Do this - Write out, word for word, every line from the one containing "Transcribe the text in this document." through the last line of the records below, both ends included.
■ ■ ■ ■ ■ ■ ■
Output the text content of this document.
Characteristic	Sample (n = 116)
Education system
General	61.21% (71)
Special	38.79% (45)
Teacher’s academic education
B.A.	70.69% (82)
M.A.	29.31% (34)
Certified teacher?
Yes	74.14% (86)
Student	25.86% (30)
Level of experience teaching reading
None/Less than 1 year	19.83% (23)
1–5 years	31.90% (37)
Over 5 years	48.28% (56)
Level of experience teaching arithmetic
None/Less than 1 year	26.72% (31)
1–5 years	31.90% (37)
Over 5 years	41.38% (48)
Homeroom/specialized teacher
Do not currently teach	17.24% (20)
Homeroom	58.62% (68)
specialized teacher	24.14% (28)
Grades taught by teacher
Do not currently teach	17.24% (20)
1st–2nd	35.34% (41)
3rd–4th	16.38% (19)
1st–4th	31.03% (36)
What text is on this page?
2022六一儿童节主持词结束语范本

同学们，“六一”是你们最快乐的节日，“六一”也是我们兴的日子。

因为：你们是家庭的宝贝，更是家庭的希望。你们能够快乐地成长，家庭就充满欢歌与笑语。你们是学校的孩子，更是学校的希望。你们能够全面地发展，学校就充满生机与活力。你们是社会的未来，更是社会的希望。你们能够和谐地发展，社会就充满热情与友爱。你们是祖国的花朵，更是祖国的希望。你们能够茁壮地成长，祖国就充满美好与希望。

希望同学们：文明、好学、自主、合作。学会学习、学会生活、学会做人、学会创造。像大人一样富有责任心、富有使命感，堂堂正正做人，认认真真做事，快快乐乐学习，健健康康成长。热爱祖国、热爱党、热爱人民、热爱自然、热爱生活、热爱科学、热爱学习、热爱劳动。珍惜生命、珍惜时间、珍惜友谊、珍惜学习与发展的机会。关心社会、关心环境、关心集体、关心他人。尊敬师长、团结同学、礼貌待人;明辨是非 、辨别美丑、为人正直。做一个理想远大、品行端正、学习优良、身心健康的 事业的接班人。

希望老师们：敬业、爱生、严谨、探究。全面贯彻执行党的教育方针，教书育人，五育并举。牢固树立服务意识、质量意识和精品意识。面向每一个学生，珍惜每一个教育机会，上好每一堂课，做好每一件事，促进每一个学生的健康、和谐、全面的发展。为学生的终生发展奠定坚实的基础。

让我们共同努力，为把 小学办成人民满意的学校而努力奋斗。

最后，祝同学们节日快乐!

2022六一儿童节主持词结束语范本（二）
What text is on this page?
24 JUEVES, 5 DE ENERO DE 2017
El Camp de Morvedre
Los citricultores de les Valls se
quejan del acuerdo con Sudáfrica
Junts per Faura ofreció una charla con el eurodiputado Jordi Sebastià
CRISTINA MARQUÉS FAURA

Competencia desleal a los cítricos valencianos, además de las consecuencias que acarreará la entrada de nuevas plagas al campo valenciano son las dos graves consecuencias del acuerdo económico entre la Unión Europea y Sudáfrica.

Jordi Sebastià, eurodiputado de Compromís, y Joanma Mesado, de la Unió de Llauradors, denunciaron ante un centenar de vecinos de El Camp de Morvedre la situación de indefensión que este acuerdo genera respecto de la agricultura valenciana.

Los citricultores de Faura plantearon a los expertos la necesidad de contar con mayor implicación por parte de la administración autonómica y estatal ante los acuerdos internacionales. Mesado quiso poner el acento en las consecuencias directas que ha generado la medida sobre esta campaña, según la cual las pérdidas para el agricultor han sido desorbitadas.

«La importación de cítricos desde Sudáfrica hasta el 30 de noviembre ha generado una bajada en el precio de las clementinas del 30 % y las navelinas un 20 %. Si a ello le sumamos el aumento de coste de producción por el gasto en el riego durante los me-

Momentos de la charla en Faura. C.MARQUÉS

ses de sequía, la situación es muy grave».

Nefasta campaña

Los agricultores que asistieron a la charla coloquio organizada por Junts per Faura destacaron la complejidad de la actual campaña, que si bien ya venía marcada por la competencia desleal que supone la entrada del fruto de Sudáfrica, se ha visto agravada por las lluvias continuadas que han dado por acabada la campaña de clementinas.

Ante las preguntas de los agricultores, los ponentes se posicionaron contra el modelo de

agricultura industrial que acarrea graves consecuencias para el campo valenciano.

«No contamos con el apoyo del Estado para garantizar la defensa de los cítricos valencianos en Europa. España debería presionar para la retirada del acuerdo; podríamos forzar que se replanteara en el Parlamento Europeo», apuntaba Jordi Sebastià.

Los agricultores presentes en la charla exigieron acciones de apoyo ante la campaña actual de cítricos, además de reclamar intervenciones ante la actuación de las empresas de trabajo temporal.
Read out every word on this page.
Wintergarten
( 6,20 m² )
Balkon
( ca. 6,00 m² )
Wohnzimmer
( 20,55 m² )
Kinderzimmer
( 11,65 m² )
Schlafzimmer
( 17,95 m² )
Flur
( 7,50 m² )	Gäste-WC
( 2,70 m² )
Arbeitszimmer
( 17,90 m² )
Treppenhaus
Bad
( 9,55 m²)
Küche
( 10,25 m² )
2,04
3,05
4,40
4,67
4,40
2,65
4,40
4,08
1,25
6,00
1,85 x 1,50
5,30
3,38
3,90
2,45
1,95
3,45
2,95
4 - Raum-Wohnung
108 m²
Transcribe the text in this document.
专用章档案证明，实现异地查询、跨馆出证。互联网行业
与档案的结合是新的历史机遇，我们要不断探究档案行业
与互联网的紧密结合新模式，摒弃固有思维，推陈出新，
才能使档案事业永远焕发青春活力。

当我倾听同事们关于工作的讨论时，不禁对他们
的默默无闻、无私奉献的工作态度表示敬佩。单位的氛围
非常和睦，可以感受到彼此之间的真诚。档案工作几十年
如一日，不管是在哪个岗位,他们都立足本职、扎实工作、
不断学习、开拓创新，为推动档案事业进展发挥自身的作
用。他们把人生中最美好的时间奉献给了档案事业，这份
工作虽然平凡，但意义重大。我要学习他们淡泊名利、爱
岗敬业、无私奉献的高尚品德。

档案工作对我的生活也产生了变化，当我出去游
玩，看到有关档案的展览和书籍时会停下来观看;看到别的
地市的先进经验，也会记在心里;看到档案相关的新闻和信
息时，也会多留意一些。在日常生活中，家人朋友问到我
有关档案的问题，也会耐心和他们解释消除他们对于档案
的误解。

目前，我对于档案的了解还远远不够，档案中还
■ ■ ■ ■ ■ ■ ■
Written response -
Transcribe the text in this document.
专用章档案证明，实现异地查询、跨馆出证。互联网行业
与档案的结合是新的历史机遇，我们要不断探究档案行业
与互联网的紧密结合新模式，摒弃固有思维，推陈出新，
才能使档案事业永远焕发青春活力。

当我倾听同事们关于工作的讨论时，不禁对他们
的默默无闻、无私奉献的工作态度表示敬佩。单位的氛围
非常和睦，可以感受到彼此之间的真诚。档案工作几十年
如一日，不管是在哪个岗位,他们都立足本职、扎实工作、
不断学习、开拓创新，为推动档案事业进展发挥自身的作
用。他们把人生中最美好的时间奉献给了档案事业，这份
工作虽然平凡，但意义重大。我要学习他们淡泊名利、爱
岗敬业、无私奉献的高尚品德。

档案工作对我的生活也产生了变化，当我出去游
玩，看到有关档案的展览和书籍时会停下来观看;看到别的
地市的先进经验，也会记在心里;看到档案相关的新闻和信
息时，也会多留意一些。在日常生活中，家人朋友问到我
有关档案的问题，也会耐心和他们解释消除他们对于档案
的误解。

目前，我对于档案的了解还远远不够，档案中还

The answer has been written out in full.